● **Exercise aim**
Your task is to copy each line that has the word "name".

Saved data entries:
++++++++++
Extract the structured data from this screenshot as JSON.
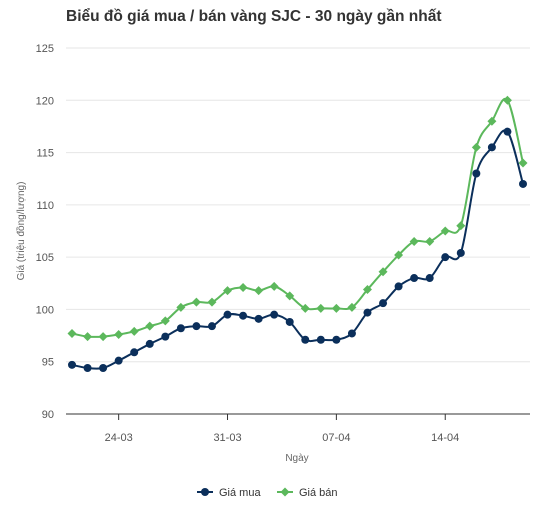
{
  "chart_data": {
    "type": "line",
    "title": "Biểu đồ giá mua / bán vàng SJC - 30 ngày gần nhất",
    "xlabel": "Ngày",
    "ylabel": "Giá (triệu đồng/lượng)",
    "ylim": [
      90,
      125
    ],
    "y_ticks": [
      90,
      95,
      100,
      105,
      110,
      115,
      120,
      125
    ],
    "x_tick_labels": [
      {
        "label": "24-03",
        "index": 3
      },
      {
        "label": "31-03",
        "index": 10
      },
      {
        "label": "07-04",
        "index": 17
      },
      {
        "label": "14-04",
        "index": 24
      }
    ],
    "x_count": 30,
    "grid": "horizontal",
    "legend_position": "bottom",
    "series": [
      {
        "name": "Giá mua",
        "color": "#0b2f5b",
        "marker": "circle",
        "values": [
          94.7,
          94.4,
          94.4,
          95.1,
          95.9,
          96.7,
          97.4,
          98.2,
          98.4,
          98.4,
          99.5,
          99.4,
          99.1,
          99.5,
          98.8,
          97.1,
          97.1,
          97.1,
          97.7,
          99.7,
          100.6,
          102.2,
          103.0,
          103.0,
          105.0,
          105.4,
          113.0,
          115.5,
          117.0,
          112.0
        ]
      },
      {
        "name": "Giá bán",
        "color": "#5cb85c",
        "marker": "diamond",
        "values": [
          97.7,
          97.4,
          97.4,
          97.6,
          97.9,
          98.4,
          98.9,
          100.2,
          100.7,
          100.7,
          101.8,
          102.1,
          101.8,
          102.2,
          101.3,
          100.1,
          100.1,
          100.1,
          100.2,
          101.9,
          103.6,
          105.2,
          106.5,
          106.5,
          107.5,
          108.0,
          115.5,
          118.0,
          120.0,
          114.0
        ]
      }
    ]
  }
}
++++++++++
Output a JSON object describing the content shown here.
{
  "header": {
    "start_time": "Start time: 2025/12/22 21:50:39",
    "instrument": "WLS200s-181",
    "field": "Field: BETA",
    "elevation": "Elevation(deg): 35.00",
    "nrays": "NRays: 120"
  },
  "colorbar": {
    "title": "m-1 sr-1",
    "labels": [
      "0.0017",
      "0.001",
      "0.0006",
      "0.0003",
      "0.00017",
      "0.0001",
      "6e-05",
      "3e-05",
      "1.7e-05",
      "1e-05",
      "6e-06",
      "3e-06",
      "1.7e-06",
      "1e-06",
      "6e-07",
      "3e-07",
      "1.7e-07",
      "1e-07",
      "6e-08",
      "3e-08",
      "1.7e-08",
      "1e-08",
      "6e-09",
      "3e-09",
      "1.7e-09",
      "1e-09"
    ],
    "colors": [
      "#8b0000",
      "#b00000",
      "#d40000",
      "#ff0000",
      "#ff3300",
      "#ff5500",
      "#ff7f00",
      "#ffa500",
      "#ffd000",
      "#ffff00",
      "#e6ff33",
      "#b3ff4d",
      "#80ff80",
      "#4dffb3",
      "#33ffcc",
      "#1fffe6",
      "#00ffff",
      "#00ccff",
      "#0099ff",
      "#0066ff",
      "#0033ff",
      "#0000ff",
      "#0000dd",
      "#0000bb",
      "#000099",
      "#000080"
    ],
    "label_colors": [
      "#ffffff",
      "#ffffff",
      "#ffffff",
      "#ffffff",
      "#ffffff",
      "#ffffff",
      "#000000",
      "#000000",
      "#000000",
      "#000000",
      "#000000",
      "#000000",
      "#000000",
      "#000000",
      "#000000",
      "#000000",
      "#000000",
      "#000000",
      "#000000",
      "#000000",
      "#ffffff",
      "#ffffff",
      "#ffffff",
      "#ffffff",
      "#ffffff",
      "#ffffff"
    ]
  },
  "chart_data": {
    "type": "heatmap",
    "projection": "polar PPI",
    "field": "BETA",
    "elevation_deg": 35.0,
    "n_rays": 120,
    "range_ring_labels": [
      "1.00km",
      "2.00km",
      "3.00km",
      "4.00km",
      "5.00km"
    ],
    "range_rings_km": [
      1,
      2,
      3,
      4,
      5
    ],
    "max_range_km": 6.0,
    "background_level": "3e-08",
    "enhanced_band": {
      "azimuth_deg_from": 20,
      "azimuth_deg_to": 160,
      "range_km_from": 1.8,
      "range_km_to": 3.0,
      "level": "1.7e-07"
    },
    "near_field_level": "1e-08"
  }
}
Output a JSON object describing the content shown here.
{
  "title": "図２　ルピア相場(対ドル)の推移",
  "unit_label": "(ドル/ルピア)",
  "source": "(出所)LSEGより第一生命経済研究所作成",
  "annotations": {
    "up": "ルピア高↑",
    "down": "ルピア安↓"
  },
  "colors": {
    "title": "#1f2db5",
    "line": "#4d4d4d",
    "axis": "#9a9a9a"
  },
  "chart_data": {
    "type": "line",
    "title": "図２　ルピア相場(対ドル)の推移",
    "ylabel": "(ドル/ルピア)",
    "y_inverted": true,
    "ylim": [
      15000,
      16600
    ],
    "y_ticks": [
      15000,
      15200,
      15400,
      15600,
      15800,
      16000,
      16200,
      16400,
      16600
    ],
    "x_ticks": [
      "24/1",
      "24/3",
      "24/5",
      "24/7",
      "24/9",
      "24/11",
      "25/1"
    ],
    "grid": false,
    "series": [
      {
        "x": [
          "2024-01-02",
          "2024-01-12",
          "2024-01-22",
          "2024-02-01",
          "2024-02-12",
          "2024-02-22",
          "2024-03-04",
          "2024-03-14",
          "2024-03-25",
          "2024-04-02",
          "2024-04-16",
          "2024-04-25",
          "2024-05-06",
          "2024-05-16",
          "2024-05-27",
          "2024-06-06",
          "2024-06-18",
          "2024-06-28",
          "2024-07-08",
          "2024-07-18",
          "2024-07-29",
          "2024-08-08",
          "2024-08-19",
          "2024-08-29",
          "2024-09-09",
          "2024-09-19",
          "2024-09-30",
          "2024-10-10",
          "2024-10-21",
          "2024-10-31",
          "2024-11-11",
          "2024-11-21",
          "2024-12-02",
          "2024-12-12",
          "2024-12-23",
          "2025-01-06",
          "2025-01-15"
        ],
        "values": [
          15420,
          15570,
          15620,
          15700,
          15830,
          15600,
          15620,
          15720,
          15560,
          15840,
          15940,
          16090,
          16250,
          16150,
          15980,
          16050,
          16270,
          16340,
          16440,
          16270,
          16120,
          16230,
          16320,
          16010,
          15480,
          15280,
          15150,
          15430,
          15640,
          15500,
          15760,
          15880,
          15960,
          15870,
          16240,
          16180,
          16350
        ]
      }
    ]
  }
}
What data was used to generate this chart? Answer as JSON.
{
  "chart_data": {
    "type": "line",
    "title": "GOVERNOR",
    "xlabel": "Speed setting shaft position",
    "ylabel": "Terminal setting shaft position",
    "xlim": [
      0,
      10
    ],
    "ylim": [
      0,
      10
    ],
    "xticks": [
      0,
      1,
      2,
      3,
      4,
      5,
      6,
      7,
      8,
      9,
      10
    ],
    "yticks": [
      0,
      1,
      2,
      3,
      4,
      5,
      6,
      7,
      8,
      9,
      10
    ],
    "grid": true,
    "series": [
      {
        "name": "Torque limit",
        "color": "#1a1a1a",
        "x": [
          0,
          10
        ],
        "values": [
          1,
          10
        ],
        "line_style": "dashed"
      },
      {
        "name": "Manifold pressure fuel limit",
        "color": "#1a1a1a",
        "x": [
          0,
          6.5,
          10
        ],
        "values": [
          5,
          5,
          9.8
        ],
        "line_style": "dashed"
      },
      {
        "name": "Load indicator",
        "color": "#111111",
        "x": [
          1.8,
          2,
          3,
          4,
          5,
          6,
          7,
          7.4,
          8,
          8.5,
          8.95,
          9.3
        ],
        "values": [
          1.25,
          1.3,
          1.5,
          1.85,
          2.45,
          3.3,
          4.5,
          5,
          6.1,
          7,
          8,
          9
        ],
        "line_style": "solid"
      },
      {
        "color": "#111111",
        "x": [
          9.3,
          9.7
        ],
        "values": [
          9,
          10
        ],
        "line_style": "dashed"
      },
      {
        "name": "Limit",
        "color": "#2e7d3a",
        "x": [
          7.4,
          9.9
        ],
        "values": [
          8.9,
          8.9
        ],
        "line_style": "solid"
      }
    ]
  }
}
++++++++++
● **Solution below**
        "name": "Giá mua",
        "name": "Giá bán",
        "name": "Torque limit",
        "name": "Manifold pressure fuel limit",
        "name": "Load indicator",
        "name": "Limit",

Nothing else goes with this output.